• What to work on
Print all of the data exactly.

[Stored items from a collection]
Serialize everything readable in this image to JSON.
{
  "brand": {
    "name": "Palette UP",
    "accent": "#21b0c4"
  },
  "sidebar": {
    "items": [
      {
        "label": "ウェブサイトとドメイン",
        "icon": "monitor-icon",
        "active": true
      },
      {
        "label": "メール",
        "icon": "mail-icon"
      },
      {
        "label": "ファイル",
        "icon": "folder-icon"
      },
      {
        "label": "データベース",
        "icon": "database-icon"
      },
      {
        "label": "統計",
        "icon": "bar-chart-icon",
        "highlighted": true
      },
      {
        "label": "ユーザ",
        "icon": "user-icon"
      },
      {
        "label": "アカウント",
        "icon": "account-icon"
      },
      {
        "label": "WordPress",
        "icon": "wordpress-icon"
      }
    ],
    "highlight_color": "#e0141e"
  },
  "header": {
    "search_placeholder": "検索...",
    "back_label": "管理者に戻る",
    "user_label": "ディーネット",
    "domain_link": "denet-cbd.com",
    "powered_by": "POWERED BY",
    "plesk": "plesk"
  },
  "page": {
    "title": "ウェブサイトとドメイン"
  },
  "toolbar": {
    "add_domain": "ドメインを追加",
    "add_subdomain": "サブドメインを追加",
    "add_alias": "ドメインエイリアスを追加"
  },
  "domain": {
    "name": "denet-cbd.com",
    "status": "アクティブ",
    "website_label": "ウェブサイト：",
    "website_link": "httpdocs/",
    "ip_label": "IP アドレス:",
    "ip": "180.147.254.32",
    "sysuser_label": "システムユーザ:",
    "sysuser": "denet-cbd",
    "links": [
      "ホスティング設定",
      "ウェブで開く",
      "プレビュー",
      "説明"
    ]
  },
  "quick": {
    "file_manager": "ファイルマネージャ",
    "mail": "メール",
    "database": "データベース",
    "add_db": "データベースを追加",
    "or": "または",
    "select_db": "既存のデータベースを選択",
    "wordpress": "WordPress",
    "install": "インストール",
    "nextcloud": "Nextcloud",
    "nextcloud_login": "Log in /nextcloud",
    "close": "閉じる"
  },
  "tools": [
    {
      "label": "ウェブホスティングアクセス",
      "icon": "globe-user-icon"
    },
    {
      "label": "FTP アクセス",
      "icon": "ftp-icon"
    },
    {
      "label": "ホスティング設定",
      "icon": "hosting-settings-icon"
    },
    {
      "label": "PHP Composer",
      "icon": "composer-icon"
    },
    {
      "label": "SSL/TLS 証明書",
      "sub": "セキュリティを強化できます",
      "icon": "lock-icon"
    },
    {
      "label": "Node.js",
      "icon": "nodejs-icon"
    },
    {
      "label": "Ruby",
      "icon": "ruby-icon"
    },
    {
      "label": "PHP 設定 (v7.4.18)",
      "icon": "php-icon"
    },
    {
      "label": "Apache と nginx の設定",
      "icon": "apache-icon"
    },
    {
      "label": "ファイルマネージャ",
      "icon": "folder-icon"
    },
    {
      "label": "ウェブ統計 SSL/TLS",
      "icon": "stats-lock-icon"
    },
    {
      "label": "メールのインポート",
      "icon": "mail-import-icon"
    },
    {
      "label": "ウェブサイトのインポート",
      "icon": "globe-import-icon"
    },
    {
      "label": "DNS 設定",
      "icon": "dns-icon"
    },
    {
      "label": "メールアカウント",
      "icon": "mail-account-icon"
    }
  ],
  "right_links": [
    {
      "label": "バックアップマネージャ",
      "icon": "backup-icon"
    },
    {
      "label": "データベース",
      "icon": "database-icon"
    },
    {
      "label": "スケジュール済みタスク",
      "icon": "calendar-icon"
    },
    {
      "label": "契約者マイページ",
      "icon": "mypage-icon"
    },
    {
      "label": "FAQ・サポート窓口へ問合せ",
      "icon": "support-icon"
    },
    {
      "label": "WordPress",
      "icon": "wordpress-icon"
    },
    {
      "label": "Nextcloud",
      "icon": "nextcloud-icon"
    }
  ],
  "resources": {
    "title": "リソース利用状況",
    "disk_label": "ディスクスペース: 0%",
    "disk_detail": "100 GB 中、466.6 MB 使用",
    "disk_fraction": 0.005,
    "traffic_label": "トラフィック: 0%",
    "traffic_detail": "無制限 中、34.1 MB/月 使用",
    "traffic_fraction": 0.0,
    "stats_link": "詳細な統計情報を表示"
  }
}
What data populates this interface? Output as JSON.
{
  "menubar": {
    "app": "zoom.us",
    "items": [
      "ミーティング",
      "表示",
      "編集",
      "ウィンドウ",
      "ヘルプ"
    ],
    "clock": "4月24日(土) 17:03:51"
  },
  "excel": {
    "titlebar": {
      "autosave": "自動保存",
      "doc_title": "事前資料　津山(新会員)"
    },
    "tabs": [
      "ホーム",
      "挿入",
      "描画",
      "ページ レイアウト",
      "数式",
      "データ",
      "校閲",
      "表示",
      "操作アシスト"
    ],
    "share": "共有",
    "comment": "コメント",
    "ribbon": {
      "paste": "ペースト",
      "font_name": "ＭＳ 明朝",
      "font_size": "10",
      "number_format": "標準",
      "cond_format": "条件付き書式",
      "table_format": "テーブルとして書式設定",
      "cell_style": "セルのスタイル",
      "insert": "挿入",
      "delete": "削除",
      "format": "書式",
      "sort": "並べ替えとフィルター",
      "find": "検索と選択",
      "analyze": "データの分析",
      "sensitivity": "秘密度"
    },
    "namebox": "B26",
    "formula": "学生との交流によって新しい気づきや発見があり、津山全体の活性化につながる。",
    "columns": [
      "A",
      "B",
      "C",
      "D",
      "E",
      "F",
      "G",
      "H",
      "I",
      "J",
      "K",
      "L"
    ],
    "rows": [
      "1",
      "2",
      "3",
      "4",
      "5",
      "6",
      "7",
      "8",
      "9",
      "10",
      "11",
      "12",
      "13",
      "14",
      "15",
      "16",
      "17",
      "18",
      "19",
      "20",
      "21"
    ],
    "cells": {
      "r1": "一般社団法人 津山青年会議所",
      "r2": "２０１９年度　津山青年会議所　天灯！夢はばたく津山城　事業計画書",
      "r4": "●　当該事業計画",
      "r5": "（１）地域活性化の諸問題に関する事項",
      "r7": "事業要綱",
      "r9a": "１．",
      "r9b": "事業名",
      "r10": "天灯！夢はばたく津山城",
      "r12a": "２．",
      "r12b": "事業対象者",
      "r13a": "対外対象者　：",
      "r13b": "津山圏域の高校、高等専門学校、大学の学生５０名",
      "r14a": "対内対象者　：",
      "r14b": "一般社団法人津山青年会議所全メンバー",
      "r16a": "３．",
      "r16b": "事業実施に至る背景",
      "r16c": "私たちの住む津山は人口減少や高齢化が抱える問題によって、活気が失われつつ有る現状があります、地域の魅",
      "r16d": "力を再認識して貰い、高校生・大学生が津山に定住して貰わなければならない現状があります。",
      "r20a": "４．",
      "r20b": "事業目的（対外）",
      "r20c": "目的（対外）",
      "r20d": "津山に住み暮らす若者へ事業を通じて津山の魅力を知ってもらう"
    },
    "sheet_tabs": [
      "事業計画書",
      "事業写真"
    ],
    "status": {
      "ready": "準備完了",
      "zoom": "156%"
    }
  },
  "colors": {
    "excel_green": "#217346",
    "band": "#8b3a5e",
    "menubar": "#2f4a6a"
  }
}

• Result
Serialize everything readable in this image to JSON.
{
  "brand": {
    "name": "Palette UP",
    "accent": "#21b0c4"
  },
  "sidebar": {
    "items": [
      {
        "label": "ウェブサイトとドメイン",
        "icon": "monitor-icon",
        "active": true
      },
      {
        "label": "メール",
        "icon": "mail-icon"
      },
      {
        "label": "ファイル",
        "icon": "folder-icon"
      },
      {
        "label": "データベース",
        "icon": "database-icon"
      },
      {
        "label": "統計",
        "icon": "bar-chart-icon",
        "highlighted": true
      },
      {
        "label": "ユーザ",
        "icon": "user-icon"
      },
      {
        "label": "アカウント",
        "icon": "account-icon"
      },
      {
        "label": "WordPress",
        "icon": "wordpress-icon"
      }
    ],
    "highlight_color": "#e0141e"
  },
  "header": {
    "search_placeholder": "検索...",
    "back_label": "管理者に戻る",
    "user_label": "ディーネット",
    "domain_link": "denet-cbd.com",
    "powered_by": "POWERED BY",
    "plesk": "plesk"
  },
  "page": {
    "title": "ウェブサイトとドメイン"
  },
  "toolbar": {
    "add_domain": "ドメインを追加",
    "add_subdomain": "サブドメインを追加",
    "add_alias": "ドメインエイリアスを追加"
  },
  "domain": {
    "name": "denet-cbd.com",
    "status": "アクティブ",
    "website_label": "ウェブサイト：",
    "website_link": "httpdocs/",
    "ip_label": "IP アドレス:",
    "ip": "180.147.254.32",
    "sysuser_label": "システムユーザ:",
    "sysuser": "denet-cbd",
    "links": [
      "ホスティング設定",
      "ウェブで開く",
      "プレビュー",
      "説明"
    ]
  },
  "quick": {
    "file_manager": "ファイルマネージャ",
    "mail": "メール",
    "database": "データベース",
    "add_db": "データベースを追加",
    "or": "または",
    "select_db": "既存のデータベースを選択",
    "wordpress": "WordPress",
    "install": "インストール",
    "nextcloud": "Nextcloud",
    "nextcloud_login": "Log in /nextcloud",
    "close": "閉じる"
  },
  "tools": [
    {
      "label": "ウェブホスティングアクセス",
      "icon": "globe-user-icon"
    },
    {
      "label": "FTP アクセス",
      "icon": "ftp-icon"
    },
    {
      "label": "ホスティング設定",
      "icon": "hosting-settings-icon"
    },
    {
      "label": "PHP Composer",
      "icon": "composer-icon"
    },
    {
      "label": "SSL/TLS 証明書",
      "sub": "セキュリティを強化できます",
      "icon": "lock-icon"
    },
    {
      "label": "Node.js",
      "icon": "nodejs-icon"
    },
    {
      "label": "Ruby",
      "icon": "ruby-icon"
    },
    {
      "label": "PHP 設定 (v7.4.18)",
      "icon": "php-icon"
    },
    {
      "label": "Apache と nginx の設定",
      "icon": "apache-icon"
    },
    {
      "label": "ファイルマネージャ",
      "icon": "folder-icon"
    },
    {
      "label": "ウェブ統計 SSL/TLS",
      "icon": "stats-lock-icon"
    },
    {
      "label": "メールのインポート",
      "icon": "mail-import-icon"
    },
    {
      "label": "ウェブサイトのインポート",
      "icon": "globe-import-icon"
    },
    {
      "label": "DNS 設定",
      "icon": "dns-icon"
    },
    {
      "label": "メールアカウント",
      "icon": "mail-account-icon"
    }
  ],
  "right_links": [
    {
      "label": "バックアップマネージャ",
      "icon": "backup-icon"
    },
    {
      "label": "データベース",
      "icon": "database-icon"
    },
    {
      "label": "スケジュール済みタスク",
      "icon": "calendar-icon"
    },
    {
      "label": "契約者マイページ",
      "icon": "mypage-icon"
    },
    {
      "label": "FAQ・サポート窓口へ問合せ",
      "icon": "support-icon"
    },
    {
      "label": "WordPress",
      "icon": "wordpress-icon"
    },
    {
      "label": "Nextcloud",
      "icon": "nextcloud-icon"
    }
  ],
  "resources": {
    "title": "リソース利用状況",
    "disk_label": "ディスクスペース: 0%",
    "disk_detail": "100 GB 中、466.6 MB 使用",
    "disk_fraction": 0.005,
    "traffic_label": "トラフィック: 0%",
    "traffic_detail": "無制限 中、34.1 MB/月 使用",
    "traffic_fraction": 0.0,
    "stats_link": "詳細な統計情報を表示"
  }
}
What data populates this interface? Output as JSON.
{
  "menubar": {
    "app": "zoom.us",
    "items": [
      "ミーティング",
      "表示",
      "編集",
      "ウィンドウ",
      "ヘルプ"
    ],
    "clock": "4月24日(土) 17:03:51"
  },
  "excel": {
    "titlebar": {
      "autosave": "自動保存",
      "doc_title": "事前資料　津山(新会員)"
    },
    "tabs": [
      "ホーム",
      "挿入",
      "描画",
      "ページ レイアウト",
      "数式",
      "データ",
      "校閲",
      "表示",
      "操作アシスト"
    ],
    "share": "共有",
    "comment": "コメント",
    "ribbon": {
      "paste": "ペースト",
      "font_name": "ＭＳ 明朝",
      "font_size": "10",
      "number_format": "標準",
      "cond_format": "条件付き書式",
      "table_format": "テーブルとして書式設定",
      "cell_style": "セルのスタイル",
      "insert": "挿入",
      "delete": "削除",
      "format": "書式",
      "sort": "並べ替えとフィルター",
      "find": "検索と選択",
      "analyze": "データの分析",
      "sensitivity": "秘密度"
    },
    "namebox": "B26",
    "formula": "学生との交流によって新しい気づきや発見があり、津山全体の活性化につながる。",
    "columns": [
      "A",
      "B",
      "C",
      "D",
      "E",
      "F",
      "G",
      "H",
      "I",
      "J",
      "K",
      "L"
    ],
    "rows": [
      "1",
      "2",
      "3",
      "4",
      "5",
      "6",
      "7",
      "8",
      "9",
      "10",
      "11",
      "12",
      "13",
      "14",
      "15",
      "16",
      "17",
      "18",
      "19",
      "20",
      "21"
    ],
    "cells": {
      "r1": "一般社団法人 津山青年会議所",
      "r2": "２０１９年度　津山青年会議所　天灯！夢はばたく津山城　事業計画書",
      "r4": "●　当該事業計画",
      "r5": "（１）地域活性化の諸問題に関する事項",
      "r7": "事業要綱",
      "r9a": "１．",
      "r9b": "事業名",
      "r10": "天灯！夢はばたく津山城",
      "r12a": "２．",
      "r12b": "事業対象者",
      "r13a": "対外対象者　：",
      "r13b": "津山圏域の高校、高等専門学校、大学の学生５０名",
      "r14a": "対内対象者　：",
      "r14b": "一般社団法人津山青年会議所全メンバー",
      "r16a": "３．",
      "r16b": "事業実施に至る背景",
      "r16c": "私たちの住む津山は人口減少や高齢化が抱える問題によって、活気が失われつつ有る現状があります、地域の魅",
      "r16d": "力を再認識して貰い、高校生・大学生が津山に定住して貰わなければならない現状があります。",
      "r20a": "４．",
      "r20b": "事業目的（対外）",
      "r20c": "目的（対外）",
      "r20d": "津山に住み暮らす若者へ事業を通じて津山の魅力を知ってもらう"
    },
    "sheet_tabs": [
      "事業計画書",
      "事業写真"
    ],
    "status": {
      "ready": "準備完了",
      "zoom": "156%"
    }
  },
  "colors": {
    "excel_green": "#217346",
    "band": "#8b3a5e",
    "menubar": "#2f4a6a"
  }
}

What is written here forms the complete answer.